### RECORDS FOR THE EXERCISE

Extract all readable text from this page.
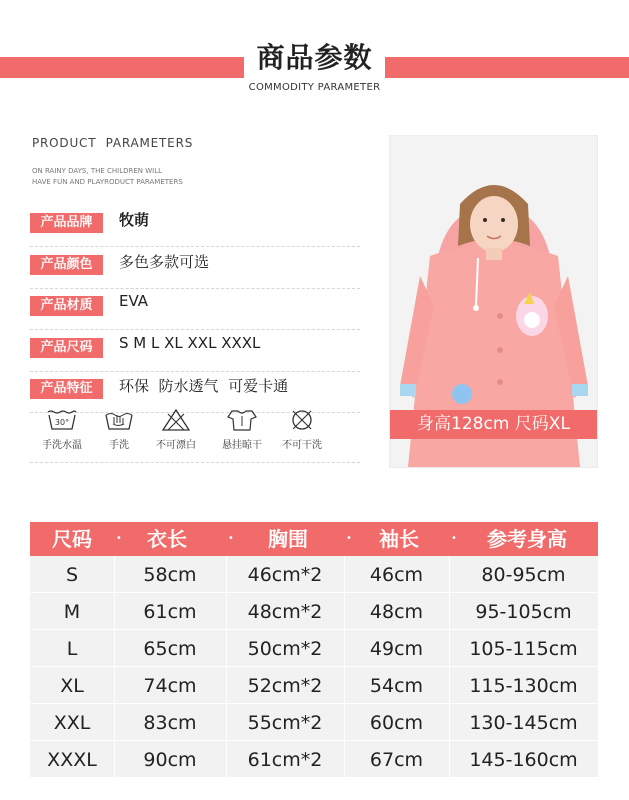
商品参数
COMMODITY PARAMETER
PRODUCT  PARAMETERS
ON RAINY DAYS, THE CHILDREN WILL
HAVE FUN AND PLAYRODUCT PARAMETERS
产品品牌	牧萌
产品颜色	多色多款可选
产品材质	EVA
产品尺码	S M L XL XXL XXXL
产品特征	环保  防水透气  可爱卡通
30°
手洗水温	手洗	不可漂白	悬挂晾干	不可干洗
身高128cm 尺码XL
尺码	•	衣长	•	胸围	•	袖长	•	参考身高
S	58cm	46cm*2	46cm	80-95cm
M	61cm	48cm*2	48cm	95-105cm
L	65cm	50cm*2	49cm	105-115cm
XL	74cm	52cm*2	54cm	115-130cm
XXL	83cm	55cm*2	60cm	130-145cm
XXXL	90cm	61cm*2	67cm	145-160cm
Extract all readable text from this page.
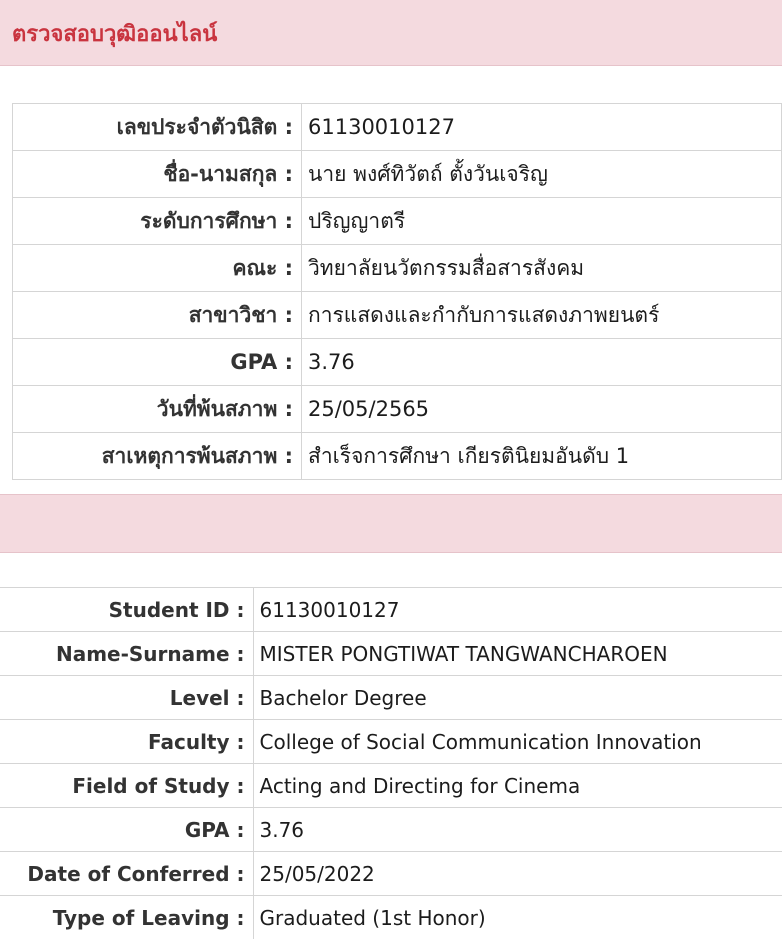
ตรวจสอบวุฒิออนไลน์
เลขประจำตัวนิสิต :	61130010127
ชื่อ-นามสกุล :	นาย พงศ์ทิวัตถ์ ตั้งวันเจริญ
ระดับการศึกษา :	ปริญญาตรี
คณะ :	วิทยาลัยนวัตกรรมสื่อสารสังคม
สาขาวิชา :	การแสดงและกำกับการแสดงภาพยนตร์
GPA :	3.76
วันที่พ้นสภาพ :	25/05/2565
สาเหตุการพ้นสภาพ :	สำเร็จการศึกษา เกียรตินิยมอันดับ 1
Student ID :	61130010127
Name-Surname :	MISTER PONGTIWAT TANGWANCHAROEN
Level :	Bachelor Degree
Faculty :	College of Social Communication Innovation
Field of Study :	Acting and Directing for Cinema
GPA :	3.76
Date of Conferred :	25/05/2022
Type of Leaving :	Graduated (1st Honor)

### WHAT YOU WILL DO
Return the whole listing, word for word, and leave out every picture.

### FULL RESPONSE
Extract all readable text from this page.
商品参数
COMMODITY PARAMETER
PRODUCT  PARAMETERS
ON RAINY DAYS, THE CHILDREN WILL
HAVE FUN AND PLAYRODUCT PARAMETERS
产品品牌	牧萌
产品颜色	多色多款可选
产品材质	EVA
产品尺码	S M L XL XXL XXXL
产品特征	环保  防水透气  可爱卡通
30°
手洗水温	手洗	不可漂白	悬挂晾干	不可干洗
身高128cm 尺码XL
尺码	•	衣长	•	胸围	•	袖长	•	参考身高
S	58cm	46cm*2	46cm	80-95cm
M	61cm	48cm*2	48cm	95-105cm
L	65cm	50cm*2	49cm	105-115cm
XL	74cm	52cm*2	54cm	115-130cm
XXL	83cm	55cm*2	60cm	130-145cm
XXXL	90cm	61cm*2	67cm	145-160cm
Extract all readable text from this page.
ตรวจสอบวุฒิออนไลน์
เลขประจำตัวนิสิต :	61130010127
ชื่อ-นามสกุล :	นาย พงศ์ทิวัตถ์ ตั้งวันเจริญ
ระดับการศึกษา :	ปริญญาตรี
คณะ :	วิทยาลัยนวัตกรรมสื่อสารสังคม
สาขาวิชา :	การแสดงและกำกับการแสดงภาพยนตร์
GPA :	3.76
วันที่พ้นสภาพ :	25/05/2565
สาเหตุการพ้นสภาพ :	สำเร็จการศึกษา เกียรตินิยมอันดับ 1
Student ID :	61130010127
Name-Surname :	MISTER PONGTIWAT TANGWANCHAROEN
Level :	Bachelor Degree
Faculty :	College of Social Communication Innovation
Field of Study :	Acting and Directing for Cinema
GPA :	3.76
Date of Conferred :	25/05/2022
Type of Leaving :	Graduated (1st Honor)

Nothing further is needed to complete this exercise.